EXERCISE DETAILS
Write out the whole listing again, exactly.

PROVIDED INFORMATION

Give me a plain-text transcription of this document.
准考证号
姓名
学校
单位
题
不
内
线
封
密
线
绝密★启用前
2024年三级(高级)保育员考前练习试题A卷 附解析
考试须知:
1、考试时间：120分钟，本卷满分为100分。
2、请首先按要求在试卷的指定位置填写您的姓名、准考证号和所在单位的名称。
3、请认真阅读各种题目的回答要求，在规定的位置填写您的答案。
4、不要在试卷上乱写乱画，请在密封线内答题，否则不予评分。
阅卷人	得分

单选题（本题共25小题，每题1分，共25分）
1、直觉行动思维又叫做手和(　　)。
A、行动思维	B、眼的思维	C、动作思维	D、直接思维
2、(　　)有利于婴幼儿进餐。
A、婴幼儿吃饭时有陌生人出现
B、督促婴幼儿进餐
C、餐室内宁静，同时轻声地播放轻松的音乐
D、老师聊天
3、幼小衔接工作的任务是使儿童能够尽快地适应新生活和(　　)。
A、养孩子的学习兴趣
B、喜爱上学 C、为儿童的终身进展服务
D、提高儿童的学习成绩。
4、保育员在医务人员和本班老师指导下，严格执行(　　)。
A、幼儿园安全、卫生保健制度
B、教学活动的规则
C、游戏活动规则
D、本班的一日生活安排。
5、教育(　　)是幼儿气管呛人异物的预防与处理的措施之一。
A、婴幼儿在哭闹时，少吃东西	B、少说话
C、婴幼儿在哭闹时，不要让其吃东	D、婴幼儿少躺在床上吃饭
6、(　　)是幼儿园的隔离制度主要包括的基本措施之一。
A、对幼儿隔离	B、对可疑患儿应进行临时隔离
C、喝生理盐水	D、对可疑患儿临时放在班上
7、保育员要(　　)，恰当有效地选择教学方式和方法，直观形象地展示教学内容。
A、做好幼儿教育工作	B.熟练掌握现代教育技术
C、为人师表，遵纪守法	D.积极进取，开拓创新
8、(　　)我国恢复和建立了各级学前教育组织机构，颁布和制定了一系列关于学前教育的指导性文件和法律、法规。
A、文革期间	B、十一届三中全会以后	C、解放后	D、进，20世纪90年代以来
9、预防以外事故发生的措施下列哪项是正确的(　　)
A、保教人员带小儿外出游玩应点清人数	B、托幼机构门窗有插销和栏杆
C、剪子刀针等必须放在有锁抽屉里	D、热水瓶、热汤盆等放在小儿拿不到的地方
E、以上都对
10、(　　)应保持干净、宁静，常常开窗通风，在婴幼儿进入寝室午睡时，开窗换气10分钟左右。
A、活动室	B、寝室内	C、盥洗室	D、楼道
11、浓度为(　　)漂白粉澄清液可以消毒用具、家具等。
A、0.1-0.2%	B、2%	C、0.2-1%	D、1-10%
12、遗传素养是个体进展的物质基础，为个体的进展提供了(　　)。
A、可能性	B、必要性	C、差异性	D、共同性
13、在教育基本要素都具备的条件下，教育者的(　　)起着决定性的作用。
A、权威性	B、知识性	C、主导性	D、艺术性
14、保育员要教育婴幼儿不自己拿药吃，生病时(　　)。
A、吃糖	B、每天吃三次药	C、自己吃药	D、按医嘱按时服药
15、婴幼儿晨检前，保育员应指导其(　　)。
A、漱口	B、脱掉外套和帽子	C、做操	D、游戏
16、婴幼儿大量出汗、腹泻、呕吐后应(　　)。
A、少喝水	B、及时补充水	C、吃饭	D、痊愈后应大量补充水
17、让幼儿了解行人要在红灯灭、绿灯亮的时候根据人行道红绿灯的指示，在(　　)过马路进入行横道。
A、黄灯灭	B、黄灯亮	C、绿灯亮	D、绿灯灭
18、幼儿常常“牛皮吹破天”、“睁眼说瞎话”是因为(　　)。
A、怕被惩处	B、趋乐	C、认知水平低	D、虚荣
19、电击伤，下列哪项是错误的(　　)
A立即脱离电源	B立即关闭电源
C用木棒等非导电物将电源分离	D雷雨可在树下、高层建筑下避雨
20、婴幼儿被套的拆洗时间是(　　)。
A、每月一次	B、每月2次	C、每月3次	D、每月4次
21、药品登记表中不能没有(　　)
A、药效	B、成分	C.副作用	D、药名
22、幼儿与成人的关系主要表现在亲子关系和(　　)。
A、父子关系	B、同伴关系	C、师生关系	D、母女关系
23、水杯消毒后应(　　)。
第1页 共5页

WRITTEN ANSWER
Give me a plain-text transcription of this document.
准考证号
姓名
学校
单位
题
不
内
线
封
密
线
绝密★启用前
2024年三级(高级)保育员考前练习试题A卷 附解析
考试须知:
1、考试时间：120分钟，本卷满分为100分。
2、请首先按要求在试卷的指定位置填写您的姓名、准考证号和所在单位的名称。
3、请认真阅读各种题目的回答要求，在规定的位置填写您的答案。
4、不要在试卷上乱写乱画，请在密封线内答题，否则不予评分。
阅卷人	得分

单选题（本题共25小题，每题1分，共25分）
1、直觉行动思维又叫做手和(　　)。
A、行动思维	B、眼的思维	C、动作思维	D、直接思维
2、(　　)有利于婴幼儿进餐。
A、婴幼儿吃饭时有陌生人出现
B、督促婴幼儿进餐
C、餐室内宁静，同时轻声地播放轻松的音乐
D、老师聊天
3、幼小衔接工作的任务是使儿童能够尽快地适应新生活和(　　)。
A、养孩子的学习兴趣
B、喜爱上学 C、为儿童的终身进展服务
D、提高儿童的学习成绩。
4、保育员在医务人员和本班老师指导下，严格执行(　　)。
A、幼儿园安全、卫生保健制度
B、教学活动的规则
C、游戏活动规则
D、本班的一日生活安排。
5、教育(　　)是幼儿气管呛人异物的预防与处理的措施之一。
A、婴幼儿在哭闹时，少吃东西	B、少说话
C、婴幼儿在哭闹时，不要让其吃东	D、婴幼儿少躺在床上吃饭
6、(　　)是幼儿园的隔离制度主要包括的基本措施之一。
A、对幼儿隔离	B、对可疑患儿应进行临时隔离
C、喝生理盐水	D、对可疑患儿临时放在班上
7、保育员要(　　)，恰当有效地选择教学方式和方法，直观形象地展示教学内容。
A、做好幼儿教育工作	B.熟练掌握现代教育技术
C、为人师表，遵纪守法	D.积极进取，开拓创新
8、(　　)我国恢复和建立了各级学前教育组织机构，颁布和制定了一系列关于学前教育的指导性文件和法律、法规。
A、文革期间	B、十一届三中全会以后	C、解放后	D、进，20世纪90年代以来
9、预防以外事故发生的措施下列哪项是正确的(　　)
A、保教人员带小儿外出游玩应点清人数	B、托幼机构门窗有插销和栏杆
C、剪子刀针等必须放在有锁抽屉里	D、热水瓶、热汤盆等放在小儿拿不到的地方
E、以上都对
10、(　　)应保持干净、宁静，常常开窗通风，在婴幼儿进入寝室午睡时，开窗换气10分钟左右。
A、活动室	B、寝室内	C、盥洗室	D、楼道
11、浓度为(　　)漂白粉澄清液可以消毒用具、家具等。
A、0.1-0.2%	B、2%	C、0.2-1%	D、1-10%
12、遗传素养是个体进展的物质基础，为个体的进展提供了(　　)。
A、可能性	B、必要性	C、差异性	D、共同性
13、在教育基本要素都具备的条件下，教育者的(　　)起着决定性的作用。
A、权威性	B、知识性	C、主导性	D、艺术性
14、保育员要教育婴幼儿不自己拿药吃，生病时(　　)。
A、吃糖	B、每天吃三次药	C、自己吃药	D、按医嘱按时服药
15、婴幼儿晨检前，保育员应指导其(　　)。
A、漱口	B、脱掉外套和帽子	C、做操	D、游戏
16、婴幼儿大量出汗、腹泻、呕吐后应(　　)。
A、少喝水	B、及时补充水	C、吃饭	D、痊愈后应大量补充水
17、让幼儿了解行人要在红灯灭、绿灯亮的时候根据人行道红绿灯的指示，在(　　)过马路进入行横道。
A、黄灯灭	B、黄灯亮	C、绿灯亮	D、绿灯灭
18、幼儿常常“牛皮吹破天”、“睁眼说瞎话”是因为(　　)。
A、怕被惩处	B、趋乐	C、认知水平低	D、虚荣
19、电击伤，下列哪项是错误的(　　)
A立即脱离电源	B立即关闭电源
C用木棒等非导电物将电源分离	D雷雨可在树下、高层建筑下避雨
20、婴幼儿被套的拆洗时间是(　　)。
A、每月一次	B、每月2次	C、每月3次	D、每月4次
21、药品登记表中不能没有(　　)
A、药效	B、成分	C.副作用	D、药名
22、幼儿与成人的关系主要表现在亲子关系和(　　)。
A、父子关系	B、同伴关系	C、师生关系	D、母女关系
23、水杯消毒后应(　　)。
第1页 共5页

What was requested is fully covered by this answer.